**Task prompt**
Copy every line of the records below word for word, leaving out the pictures.
-- Begin Given records --
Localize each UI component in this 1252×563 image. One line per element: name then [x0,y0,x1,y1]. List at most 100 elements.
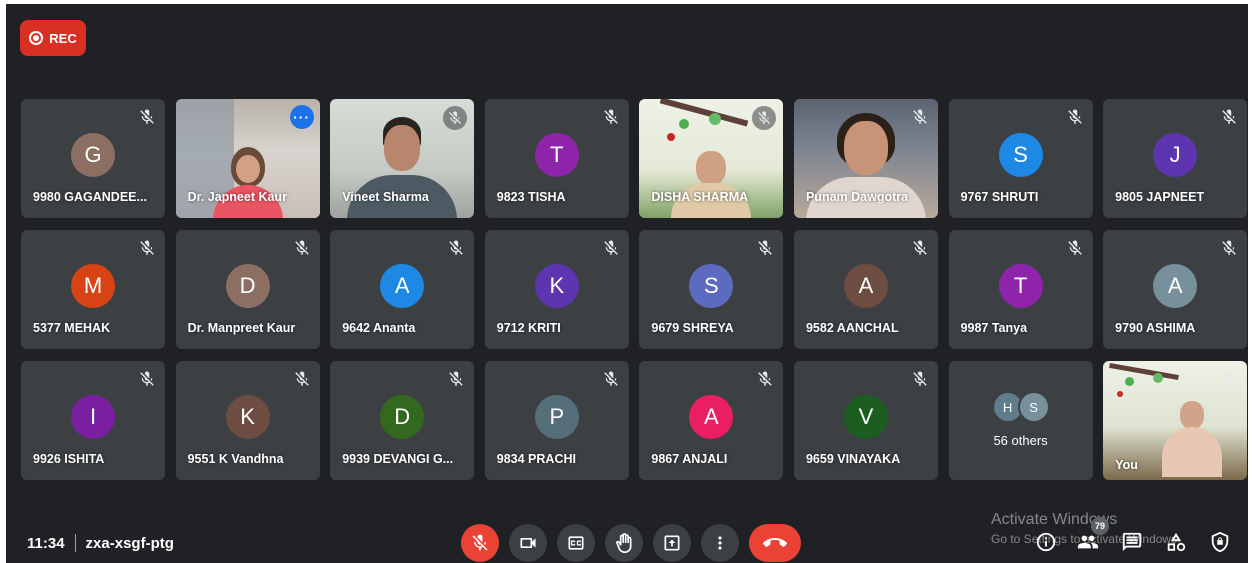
more-options-button[interactable]: ··· [289,105,314,129]
participant-name: 5377 MEHAK [33,321,111,335]
mic-off-icon [1066,108,1084,126]
participant-tile-video[interactable]: ··· Dr. Japneet Kaur [175,99,320,218]
mic-off-icon [756,370,774,388]
mic-off-icon [138,370,156,388]
participant-name: Vineet Sharma [342,190,429,204]
avatar: J [1153,133,1198,177]
avatar: A [843,264,888,308]
participant-name: 9582 AANCHAL [805,321,899,335]
mic-off-icon [602,239,620,257]
meeting-code[interactable]: zxa-xsgf-ptg [86,535,174,552]
avatar: K [225,395,270,439]
participant-name: 9642 Ananta [342,321,416,335]
participant-name: 9551 K Vandhna [187,452,284,466]
present-screen-button[interactable] [653,524,691,562]
others-avatars: H S [991,391,1050,423]
mic-off-icon [293,239,311,257]
activities-button[interactable] [1165,531,1187,553]
host-controls-button[interactable] [1209,531,1231,553]
others-tile[interactable]: H S 56 others [948,361,1093,480]
present-icon [664,535,680,551]
participant-name: DISHA SHARMA [651,190,749,204]
chat-button[interactable] [1121,531,1143,553]
participant-tile[interactable]: I 9926 ISHITA [21,361,165,480]
participant-name: 9659 VINAYAKA [805,452,901,466]
avatar: S [998,133,1043,177]
participant-name: 9834 PRACHI [496,452,576,466]
divider [74,534,76,552]
participant-tile[interactable]: A 9582 AANCHAL [793,230,938,349]
participant-tile-video[interactable]: Vineet Sharma [330,99,475,218]
avatar: T [534,133,579,177]
participant-tile[interactable]: T 9823 TISHA [484,99,629,218]
mic-off-icon [472,534,488,551]
participant-count-badge: 79 [1091,517,1109,535]
participant-tile[interactable]: M 5377 MEHAK [21,230,165,349]
participant-tile[interactable]: P 9834 PRACHI [484,361,629,480]
participant-tile[interactable]: K 9551 K Vandhna [175,361,320,480]
participant-tile-video[interactable]: Punam Dawgotra [793,99,938,218]
camera-toggle-button[interactable] [509,524,547,562]
participant-tile[interactable]: S 9767 SHRUTI [948,99,1093,218]
participant-tile[interactable]: D Dr. Manpreet Kaur [175,230,320,349]
activities-icon [1167,532,1186,552]
mic-off-icon [1066,239,1084,257]
avatar: T [998,264,1043,308]
leave-call-button[interactable] [749,524,801,562]
avatar: A [1153,264,1198,308]
participant-name: Punam Dawgotra [805,190,909,204]
avatar: K [534,264,579,308]
participant-tile[interactable]: J 9805 JAPNEET [1103,99,1248,218]
participant-name: 9767 SHRUTI [960,190,1039,204]
mic-off-icon [602,108,620,126]
mic-off-icon [138,108,156,126]
raise-hand-button[interactable] [605,524,643,562]
captions-button[interactable] [557,524,595,562]
participant-name: 9712 KRITI [496,321,561,335]
self-name: You [1115,458,1138,472]
avatar: G [71,133,115,177]
participant-name: 9805 JAPNEET [1115,190,1205,204]
avatar: D [380,395,425,439]
mic-off-icon [293,370,311,388]
mic-off-icon [911,239,929,257]
avatar: S [1017,391,1050,423]
participant-name: 9867 ANJALI [651,452,728,466]
participant-tile[interactable]: A 9642 Ananta [330,230,475,349]
info-icon [1036,532,1056,552]
meeting-details: 11:34 zxa-xsgf-ptg [27,534,174,552]
more-options-button[interactable] [701,524,739,562]
participant-grid: G 9980 GAGANDEE... ··· Dr. Japneet Kaur … [21,99,1248,480]
self-tile[interactable]: You [1103,361,1248,480]
others-count-label: 56 others [993,433,1048,448]
participant-name: 9987 Tanya [960,321,1028,335]
avatar: S [689,264,734,308]
mic-off-icon [911,108,929,126]
participant-tile[interactable]: S 9679 SHREYA [639,230,784,349]
recording-label: REC [49,30,77,46]
mic-off-icon [1220,239,1238,257]
participant-tile[interactable]: G 9980 GAGANDEE... [21,99,165,218]
avatar: A [380,264,425,308]
mic-off-icon [447,239,465,257]
participant-tile[interactable]: V 9659 VINAYAKA [793,361,938,480]
mic-off-icon [911,370,929,388]
mic-toggle-button[interactable] [461,524,499,562]
avatar: A [689,395,734,439]
participant-tile-video[interactable]: DISHA SHARMA [639,99,784,218]
mic-off-icon [1220,108,1238,126]
participant-tile[interactable]: A 9790 ASHIMA [1103,230,1248,349]
avatar: P [534,395,579,439]
participant-tile[interactable]: K 9712 KRITI [484,230,629,349]
mic-off-indicator [443,106,468,130]
mic-off-icon [602,370,620,388]
mic-off-icon [756,239,774,257]
participant-tile[interactable]: D 9939 DEVANGI G... [330,361,475,480]
avatar: D [225,264,270,308]
participant-tile[interactable]: A 9867 ANJALI [639,361,784,480]
more-vert-icon [718,536,722,550]
meeting-info-button[interactable] [1035,531,1057,553]
participant-tile[interactable]: T 9987 Tanya [948,230,1093,349]
participant-name: 9980 GAGANDEE... [33,190,147,204]
avatar: V [843,395,888,439]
-- End Given records --
**Solution for this task**
Localize each UI component in this 1252×563 image. One line per element: name then [x0,y0,x1,y1]. List at most 100 elements.
more-options-button[interactable]: ··· [289,105,314,129]
participant-name: 5377 MEHAK [33,321,111,335]
mic-off-icon [1066,108,1084,126]
participant-tile-video[interactable]: ··· Dr. Japneet Kaur [175,99,320,218]
mic-off-icon [756,370,774,388]
mic-off-icon [138,370,156,388]
participant-name: Vineet Sharma [342,190,429,204]
avatar: J [1153,133,1198,177]
avatar: A [843,264,888,308]
participant-name: 9582 AANCHAL [805,321,899,335]
mic-off-icon [602,239,620,257]
meeting-code[interactable]: zxa-xsgf-ptg [86,535,174,552]
avatar: K [225,395,270,439]
participant-name: 9642 Ananta [342,321,416,335]
participant-name: 9551 K Vandhna [187,452,284,466]
present-screen-button[interactable] [653,524,691,562]
others-avatars: H S [991,391,1050,423]
mic-off-icon [293,239,311,257]
activities-button[interactable] [1165,531,1187,553]
host-controls-button[interactable] [1209,531,1231,553]
others-tile[interactable]: H S 56 others [948,361,1093,480]
present-icon [664,535,680,551]
participant-name: DISHA SHARMA [651,190,749,204]
chat-button[interactable] [1121,531,1143,553]
participant-tile[interactable]: I 9926 ISHITA [21,361,165,480]
participant-name: 9659 VINAYAKA [805,452,901,466]
avatar: S [998,133,1043,177]
participant-name: 9834 PRACHI [496,452,576,466]
divider [74,534,76,552]
participant-tile[interactable]: A 9582 AANCHAL [793,230,938,349]
participant-tile-video[interactable]: Vineet Sharma [330,99,475,218]
avatar: T [534,133,579,177]
participant-tile[interactable]: T 9823 TISHA [484,99,629,218]
mic-off-icon [472,534,488,551]
participant-count-badge: 79 [1091,517,1109,535]
participant-tile[interactable]: M 5377 MEHAK [21,230,165,349]
participant-tile[interactable]: P 9834 PRACHI [484,361,629,480]
participant-tile[interactable]: K 9551 K Vandhna [175,361,320,480]
participant-tile-video[interactable]: Punam Dawgotra [793,99,938,218]
camera-toggle-button[interactable] [509,524,547,562]
participant-tile[interactable]: S 9767 SHRUTI [948,99,1093,218]
participant-tile[interactable]: D Dr. Manpreet Kaur [175,230,320,349]
activities-icon [1167,532,1186,552]
mic-off-icon [1066,239,1084,257]
avatar: T [998,264,1043,308]
leave-call-button[interactable] [749,524,801,562]
avatar: A [1153,264,1198,308]
participant-name: Punam Dawgotra [805,190,909,204]
avatar: K [534,264,579,308]
participant-tile[interactable]: J 9805 JAPNEET [1103,99,1248,218]
participant-name: 9767 SHRUTI [960,190,1039,204]
mic-off-icon [602,108,620,126]
mic-off-icon [138,108,156,126]
raise-hand-button[interactable] [605,524,643,562]
captions-button[interactable] [557,524,595,562]
participant-name: 9712 KRITI [496,321,561,335]
self-name: You [1115,458,1138,472]
avatar: G [71,133,115,177]
participant-name: 9805 JAPNEET [1115,190,1205,204]
avatar: D [380,395,425,439]
mic-off-icon [293,370,311,388]
mic-off-icon [911,239,929,257]
avatar: S [1017,391,1050,423]
participant-name: 9867 ANJALI [651,452,728,466]
participant-tile[interactable]: A 9642 Ananta [330,230,475,349]
info-icon [1036,532,1056,552]
meeting-details: 11:34 zxa-xsgf-ptg [27,534,174,552]
more-options-button[interactable] [701,524,739,562]
participant-grid: G 9980 GAGANDEE... ··· Dr. Japneet Kaur … [21,99,1248,480]
self-tile[interactable]: You [1103,361,1248,480]
others-count-label: 56 others [993,433,1048,448]
participant-name: 9987 Tanya [960,321,1028,335]
avatar: S [689,264,734,308]
mic-off-icon [911,108,929,126]
participant-tile[interactable]: S 9679 SHREYA [639,230,784,349]
recording-label: REC [49,30,77,46]
mic-off-icon [1220,239,1238,257]
participant-tile[interactable]: G 9980 GAGANDEE... [21,99,165,218]
avatar: A [380,264,425,308]
mic-off-icon [447,239,465,257]
participant-tile[interactable]: V 9659 VINAYAKA [793,361,938,480]
mic-off-icon [911,370,929,388]
mic-toggle-button[interactable] [461,524,499,562]
avatar: A [689,395,734,439]
participant-tile-video[interactable]: DISHA SHARMA [639,99,784,218]
mic-off-icon [1220,108,1238,126]
participant-tile[interactable]: A 9790 ASHIMA [1103,230,1248,349]
avatar: P [534,395,579,439]
participant-tile[interactable]: K 9712 KRITI [484,230,629,349]
mic-off-indicator [443,106,468,130]
mic-off-icon [602,370,620,388]
mic-off-icon [756,239,774,257]
participant-tile[interactable]: D 9939 DEVANGI G... [330,361,475,480]
avatar: D [225,264,270,308]
participant-tile[interactable]: A 9867 ANJALI [639,361,784,480]
more-vert-icon [718,536,722,550]
meeting-info-button[interactable] [1035,531,1057,553]
participant-tile[interactable]: T 9987 Tanya [948,230,1093,349]
participant-name: 9980 GAGANDEE... [33,190,147,204]
avatar: V [843,395,888,439]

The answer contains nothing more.